__Written exercise__: Give the records back in full, exactly as they read.

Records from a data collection

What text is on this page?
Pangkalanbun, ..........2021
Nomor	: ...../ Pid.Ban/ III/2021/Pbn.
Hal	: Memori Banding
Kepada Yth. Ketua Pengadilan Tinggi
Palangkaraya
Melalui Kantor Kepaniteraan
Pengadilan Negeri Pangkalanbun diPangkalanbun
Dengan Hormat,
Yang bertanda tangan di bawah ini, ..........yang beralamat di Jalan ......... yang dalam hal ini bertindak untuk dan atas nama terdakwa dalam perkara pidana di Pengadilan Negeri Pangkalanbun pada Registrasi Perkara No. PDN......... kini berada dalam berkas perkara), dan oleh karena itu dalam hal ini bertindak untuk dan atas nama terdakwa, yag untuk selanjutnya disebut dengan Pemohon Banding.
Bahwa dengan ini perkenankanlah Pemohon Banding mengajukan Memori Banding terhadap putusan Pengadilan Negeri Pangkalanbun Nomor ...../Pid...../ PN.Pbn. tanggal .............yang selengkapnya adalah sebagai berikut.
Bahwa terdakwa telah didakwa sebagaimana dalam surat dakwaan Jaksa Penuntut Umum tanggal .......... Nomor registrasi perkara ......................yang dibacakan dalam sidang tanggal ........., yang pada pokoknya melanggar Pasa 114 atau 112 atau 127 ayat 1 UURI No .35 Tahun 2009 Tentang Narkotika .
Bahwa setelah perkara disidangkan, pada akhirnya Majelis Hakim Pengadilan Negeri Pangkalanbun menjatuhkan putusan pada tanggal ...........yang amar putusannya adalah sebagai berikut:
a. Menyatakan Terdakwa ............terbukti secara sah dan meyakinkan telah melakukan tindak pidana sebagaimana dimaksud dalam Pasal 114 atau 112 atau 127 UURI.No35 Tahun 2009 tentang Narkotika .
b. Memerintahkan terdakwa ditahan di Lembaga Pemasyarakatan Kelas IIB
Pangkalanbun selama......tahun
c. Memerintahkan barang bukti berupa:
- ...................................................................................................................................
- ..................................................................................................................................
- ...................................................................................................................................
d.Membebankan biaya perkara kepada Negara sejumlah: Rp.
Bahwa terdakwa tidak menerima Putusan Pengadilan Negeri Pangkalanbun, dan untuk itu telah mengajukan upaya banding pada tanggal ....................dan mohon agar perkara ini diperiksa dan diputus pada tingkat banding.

__Full response__:
What text is on this page?
Pangkalanbun, ..........2021
Nomor	: ...../ Pid.Ban/ III/2021/Pbn.
Hal	: Memori Banding
Kepada Yth. Ketua Pengadilan Tinggi
Palangkaraya
Melalui Kantor Kepaniteraan
Pengadilan Negeri Pangkalanbun diPangkalanbun
Dengan Hormat,
Yang bertanda tangan di bawah ini, ..........yang beralamat di Jalan ......... yang dalam hal ini bertindak untuk dan atas nama terdakwa dalam perkara pidana di Pengadilan Negeri Pangkalanbun pada Registrasi Perkara No. PDN......... kini berada dalam berkas perkara), dan oleh karena itu dalam hal ini bertindak untuk dan atas nama terdakwa, yag untuk selanjutnya disebut dengan Pemohon Banding.
Bahwa dengan ini perkenankanlah Pemohon Banding mengajukan Memori Banding terhadap putusan Pengadilan Negeri Pangkalanbun Nomor ...../Pid...../ PN.Pbn. tanggal .............yang selengkapnya adalah sebagai berikut.
Bahwa terdakwa telah didakwa sebagaimana dalam surat dakwaan Jaksa Penuntut Umum tanggal .......... Nomor registrasi perkara ......................yang dibacakan dalam sidang tanggal ........., yang pada pokoknya melanggar Pasa 114 atau 112 atau 127 ayat 1 UURI No .35 Tahun 2009 Tentang Narkotika .
Bahwa setelah perkara disidangkan, pada akhirnya Majelis Hakim Pengadilan Negeri Pangkalanbun menjatuhkan putusan pada tanggal ...........yang amar putusannya adalah sebagai berikut:
a. Menyatakan Terdakwa ............terbukti secara sah dan meyakinkan telah melakukan tindak pidana sebagaimana dimaksud dalam Pasal 114 atau 112 atau 127 UURI.No35 Tahun 2009 tentang Narkotika .
b. Memerintahkan terdakwa ditahan di Lembaga Pemasyarakatan Kelas IIB
Pangkalanbun selama......tahun
c. Memerintahkan barang bukti berupa:
- ...................................................................................................................................
- ..................................................................................................................................
- ...................................................................................................................................
d.Membebankan biaya perkara kepada Negara sejumlah: Rp.
Bahwa terdakwa tidak menerima Putusan Pengadilan Negeri Pangkalanbun, dan untuk itu telah mengajukan upaya banding pada tanggal ....................dan mohon agar perkara ini diperiksa dan diputus pada tingkat banding.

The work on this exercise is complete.